= What needs to be done =
Return the records word for word. Any pictures in them are not part of the copy.

= Raw records =
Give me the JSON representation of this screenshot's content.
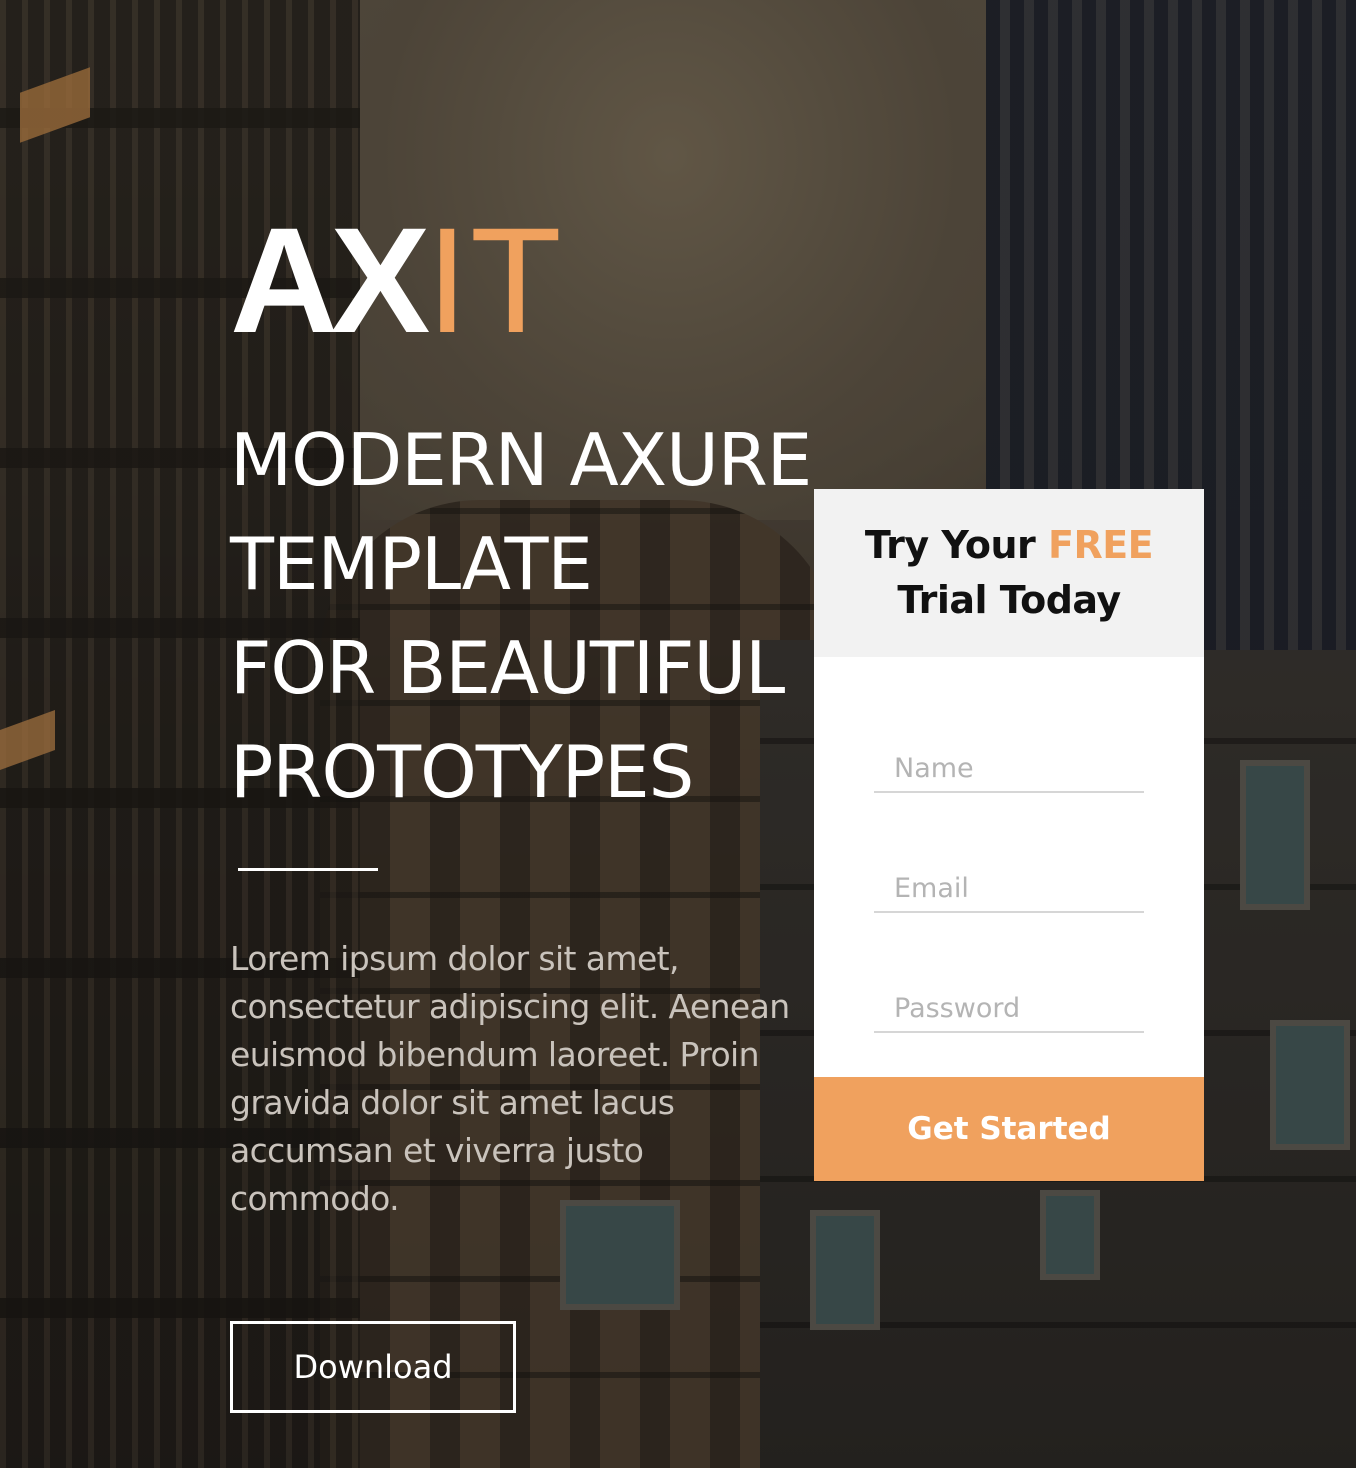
{
  "logo": {
    "primary": "AX",
    "accent": "IT"
  },
  "hero": {
    "headline": [
      "MODERN AXURE",
      "TEMPLATE",
      "FOR BEAUTIFUL",
      "PROTOTYPES"
    ],
    "body": "Lorem ipsum dolor sit amet, consectetur adipiscing elit. Aenean euismod bibendum laoreet. Proin gravida dolor sit amet lacus accumsan et viverra justo commodo.",
    "download_label": "Download"
  },
  "trial_card": {
    "title_prefix": "Try Your",
    "title_highlight": "FREE",
    "title_line2": "Trial Today",
    "fields": {
      "name": {
        "placeholder": "Name",
        "value": ""
      },
      "email": {
        "placeholder": "Email",
        "value": ""
      },
      "password": {
        "placeholder": "Password",
        "value": ""
      }
    },
    "cta_label": "Get Started"
  },
  "colors": {
    "accent": "#f0a15e",
    "card_header_bg": "#f2f2f2",
    "text_light": "#ffffff",
    "body_text": "#c9c3bc"
  }
}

= Completed task =
Give me the JSON representation of this screenshot's content.
{
  "logo": {
    "primary": "AX",
    "accent": "IT"
  },
  "hero": {
    "headline": [
      "MODERN AXURE",
      "TEMPLATE",
      "FOR BEAUTIFUL",
      "PROTOTYPES"
    ],
    "body": "Lorem ipsum dolor sit amet, consectetur adipiscing elit. Aenean euismod bibendum laoreet. Proin gravida dolor sit amet lacus accumsan et viverra justo commodo.",
    "download_label": "Download"
  },
  "trial_card": {
    "title_prefix": "Try Your",
    "title_highlight": "FREE",
    "title_line2": "Trial Today",
    "fields": {
      "name": {
        "placeholder": "Name",
        "value": ""
      },
      "email": {
        "placeholder": "Email",
        "value": ""
      },
      "password": {
        "placeholder": "Password",
        "value": ""
      }
    },
    "cta_label": "Get Started"
  },
  "colors": {
    "accent": "#f0a15e",
    "card_header_bg": "#f2f2f2",
    "text_light": "#ffffff",
    "body_text": "#c9c3bc"
  }
}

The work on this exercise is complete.